* SHORT TASK:
Every line below is to be quoted exactly, with nothing added or dropped.

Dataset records
+ + + + +

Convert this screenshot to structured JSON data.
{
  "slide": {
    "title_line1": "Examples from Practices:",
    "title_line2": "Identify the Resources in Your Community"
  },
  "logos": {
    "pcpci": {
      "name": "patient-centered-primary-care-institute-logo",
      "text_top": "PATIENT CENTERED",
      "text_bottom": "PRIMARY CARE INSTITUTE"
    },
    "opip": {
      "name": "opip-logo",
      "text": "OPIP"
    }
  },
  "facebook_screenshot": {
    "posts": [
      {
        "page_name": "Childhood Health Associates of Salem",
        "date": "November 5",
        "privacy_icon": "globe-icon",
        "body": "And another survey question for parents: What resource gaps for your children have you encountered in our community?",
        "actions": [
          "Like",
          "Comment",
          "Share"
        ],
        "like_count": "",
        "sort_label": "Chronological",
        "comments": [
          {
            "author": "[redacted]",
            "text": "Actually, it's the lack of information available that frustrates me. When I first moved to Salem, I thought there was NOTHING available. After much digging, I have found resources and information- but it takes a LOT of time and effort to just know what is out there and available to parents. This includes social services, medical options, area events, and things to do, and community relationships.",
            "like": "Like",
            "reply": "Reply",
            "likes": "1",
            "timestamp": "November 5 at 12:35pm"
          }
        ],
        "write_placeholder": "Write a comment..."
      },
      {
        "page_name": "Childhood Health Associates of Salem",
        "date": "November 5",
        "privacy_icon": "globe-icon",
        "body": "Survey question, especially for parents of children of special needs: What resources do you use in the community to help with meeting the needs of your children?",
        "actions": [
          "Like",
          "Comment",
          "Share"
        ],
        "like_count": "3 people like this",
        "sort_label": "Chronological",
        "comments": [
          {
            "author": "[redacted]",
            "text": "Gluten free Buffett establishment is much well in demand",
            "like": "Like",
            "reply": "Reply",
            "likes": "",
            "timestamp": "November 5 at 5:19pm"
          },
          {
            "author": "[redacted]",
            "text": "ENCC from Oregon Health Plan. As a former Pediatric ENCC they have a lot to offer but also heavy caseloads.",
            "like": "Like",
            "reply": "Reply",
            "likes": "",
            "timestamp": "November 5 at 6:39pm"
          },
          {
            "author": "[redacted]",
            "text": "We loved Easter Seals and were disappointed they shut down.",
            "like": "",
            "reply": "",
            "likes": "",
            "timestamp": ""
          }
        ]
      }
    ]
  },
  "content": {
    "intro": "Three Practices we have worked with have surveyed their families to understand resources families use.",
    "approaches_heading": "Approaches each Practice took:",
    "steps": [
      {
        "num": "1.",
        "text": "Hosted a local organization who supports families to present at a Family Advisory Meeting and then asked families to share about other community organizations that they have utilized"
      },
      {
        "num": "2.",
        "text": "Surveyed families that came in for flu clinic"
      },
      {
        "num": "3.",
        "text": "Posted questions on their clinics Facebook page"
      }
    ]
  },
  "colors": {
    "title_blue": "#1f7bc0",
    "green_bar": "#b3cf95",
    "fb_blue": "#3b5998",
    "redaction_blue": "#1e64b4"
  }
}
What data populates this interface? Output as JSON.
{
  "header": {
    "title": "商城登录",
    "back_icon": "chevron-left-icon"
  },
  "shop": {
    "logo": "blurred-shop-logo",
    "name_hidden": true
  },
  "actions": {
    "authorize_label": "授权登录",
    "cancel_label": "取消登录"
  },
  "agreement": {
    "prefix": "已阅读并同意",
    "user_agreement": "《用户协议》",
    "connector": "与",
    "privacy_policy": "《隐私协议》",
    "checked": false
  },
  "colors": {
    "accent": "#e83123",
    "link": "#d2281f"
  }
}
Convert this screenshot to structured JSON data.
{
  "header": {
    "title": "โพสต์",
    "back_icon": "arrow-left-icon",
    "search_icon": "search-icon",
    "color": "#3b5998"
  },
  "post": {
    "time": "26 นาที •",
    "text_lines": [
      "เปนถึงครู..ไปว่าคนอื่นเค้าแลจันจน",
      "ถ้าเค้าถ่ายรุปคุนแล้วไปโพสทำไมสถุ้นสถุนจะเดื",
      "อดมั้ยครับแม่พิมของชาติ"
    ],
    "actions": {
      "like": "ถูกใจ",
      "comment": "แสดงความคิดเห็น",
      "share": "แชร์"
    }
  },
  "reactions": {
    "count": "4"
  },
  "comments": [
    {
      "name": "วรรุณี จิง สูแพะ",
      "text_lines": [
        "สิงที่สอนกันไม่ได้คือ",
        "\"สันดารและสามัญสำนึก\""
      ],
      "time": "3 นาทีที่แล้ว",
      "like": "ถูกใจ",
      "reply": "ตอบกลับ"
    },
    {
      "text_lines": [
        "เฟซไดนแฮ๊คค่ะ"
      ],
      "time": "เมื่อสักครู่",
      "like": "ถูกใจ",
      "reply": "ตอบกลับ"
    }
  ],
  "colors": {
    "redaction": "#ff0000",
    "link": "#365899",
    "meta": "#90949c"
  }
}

+ + + + +

* EXERCISE SOLUTION:
Convert this screenshot to structured JSON data.
{
  "slide": {
    "title_line1": "Examples from Practices:",
    "title_line2": "Identify the Resources in Your Community"
  },
  "logos": {
    "pcpci": {
      "name": "patient-centered-primary-care-institute-logo",
      "text_top": "PATIENT CENTERED",
      "text_bottom": "PRIMARY CARE INSTITUTE"
    },
    "opip": {
      "name": "opip-logo",
      "text": "OPIP"
    }
  },
  "facebook_screenshot": {
    "posts": [
      {
        "page_name": "Childhood Health Associates of Salem",
        "date": "November 5",
        "privacy_icon": "globe-icon",
        "body": "And another survey question for parents: What resource gaps for your children have you encountered in our community?",
        "actions": [
          "Like",
          "Comment",
          "Share"
        ],
        "like_count": "",
        "sort_label": "Chronological",
        "comments": [
          {
            "author": "[redacted]",
            "text": "Actually, it's the lack of information available that frustrates me. When I first moved to Salem, I thought there was NOTHING available. After much digging, I have found resources and information- but it takes a LOT of time and effort to just know what is out there and available to parents. This includes social services, medical options, area events, and things to do, and community relationships.",
            "like": "Like",
            "reply": "Reply",
            "likes": "1",
            "timestamp": "November 5 at 12:35pm"
          }
        ],
        "write_placeholder": "Write a comment..."
      },
      {
        "page_name": "Childhood Health Associates of Salem",
        "date": "November 5",
        "privacy_icon": "globe-icon",
        "body": "Survey question, especially for parents of children of special needs: What resources do you use in the community to help with meeting the needs of your children?",
        "actions": [
          "Like",
          "Comment",
          "Share"
        ],
        "like_count": "3 people like this",
        "sort_label": "Chronological",
        "comments": [
          {
            "author": "[redacted]",
            "text": "Gluten free Buffett establishment is much well in demand",
            "like": "Like",
            "reply": "Reply",
            "likes": "",
            "timestamp": "November 5 at 5:19pm"
          },
          {
            "author": "[redacted]",
            "text": "ENCC from Oregon Health Plan. As a former Pediatric ENCC they have a lot to offer but also heavy caseloads.",
            "like": "Like",
            "reply": "Reply",
            "likes": "",
            "timestamp": "November 5 at 6:39pm"
          },
          {
            "author": "[redacted]",
            "text": "We loved Easter Seals and were disappointed they shut down.",
            "like": "",
            "reply": "",
            "likes": "",
            "timestamp": ""
          }
        ]
      }
    ]
  },
  "content": {
    "intro": "Three Practices we have worked with have surveyed their families to understand resources families use.",
    "approaches_heading": "Approaches each Practice took:",
    "steps": [
      {
        "num": "1.",
        "text": "Hosted a local organization who supports families to present at a Family Advisory Meeting and then asked families to share about other community organizations that they have utilized"
      },
      {
        "num": "2.",
        "text": "Surveyed families that came in for flu clinic"
      },
      {
        "num": "3.",
        "text": "Posted questions on their clinics Facebook page"
      }
    ]
  },
  "colors": {
    "title_blue": "#1f7bc0",
    "green_bar": "#b3cf95",
    "fb_blue": "#3b5998",
    "redaction_blue": "#1e64b4"
  }
}
What data populates this interface? Output as JSON.
{
  "header": {
    "title": "商城登录",
    "back_icon": "chevron-left-icon"
  },
  "shop": {
    "logo": "blurred-shop-logo",
    "name_hidden": true
  },
  "actions": {
    "authorize_label": "授权登录",
    "cancel_label": "取消登录"
  },
  "agreement": {
    "prefix": "已阅读并同意",
    "user_agreement": "《用户协议》",
    "connector": "与",
    "privacy_policy": "《隐私协议》",
    "checked": false
  },
  "colors": {
    "accent": "#e83123",
    "link": "#d2281f"
  }
}
Convert this screenshot to structured JSON data.
{
  "header": {
    "title": "โพสต์",
    "back_icon": "arrow-left-icon",
    "search_icon": "search-icon",
    "color": "#3b5998"
  },
  "post": {
    "time": "26 นาที •",
    "text_lines": [
      "เปนถึงครู..ไปว่าคนอื่นเค้าแลจันจน",
      "ถ้าเค้าถ่ายรุปคุนแล้วไปโพสทำไมสถุ้นสถุนจะเดื",
      "อดมั้ยครับแม่พิมของชาติ"
    ],
    "actions": {
      "like": "ถูกใจ",
      "comment": "แสดงความคิดเห็น",
      "share": "แชร์"
    }
  },
  "reactions": {
    "count": "4"
  },
  "comments": [
    {
      "name": "วรรุณี จิง สูแพะ",
      "text_lines": [
        "สิงที่สอนกันไม่ได้คือ",
        "\"สันดารและสามัญสำนึก\""
      ],
      "time": "3 นาทีที่แล้ว",
      "like": "ถูกใจ",
      "reply": "ตอบกลับ"
    },
    {
      "text_lines": [
        "เฟซไดนแฮ๊คค่ะ"
      ],
      "time": "เมื่อสักครู่",
      "like": "ถูกใจ",
      "reply": "ตอบกลับ"
    }
  ],
  "colors": {
    "redaction": "#ff0000",
    "link": "#365899",
    "meta": "#90949c"
  }
}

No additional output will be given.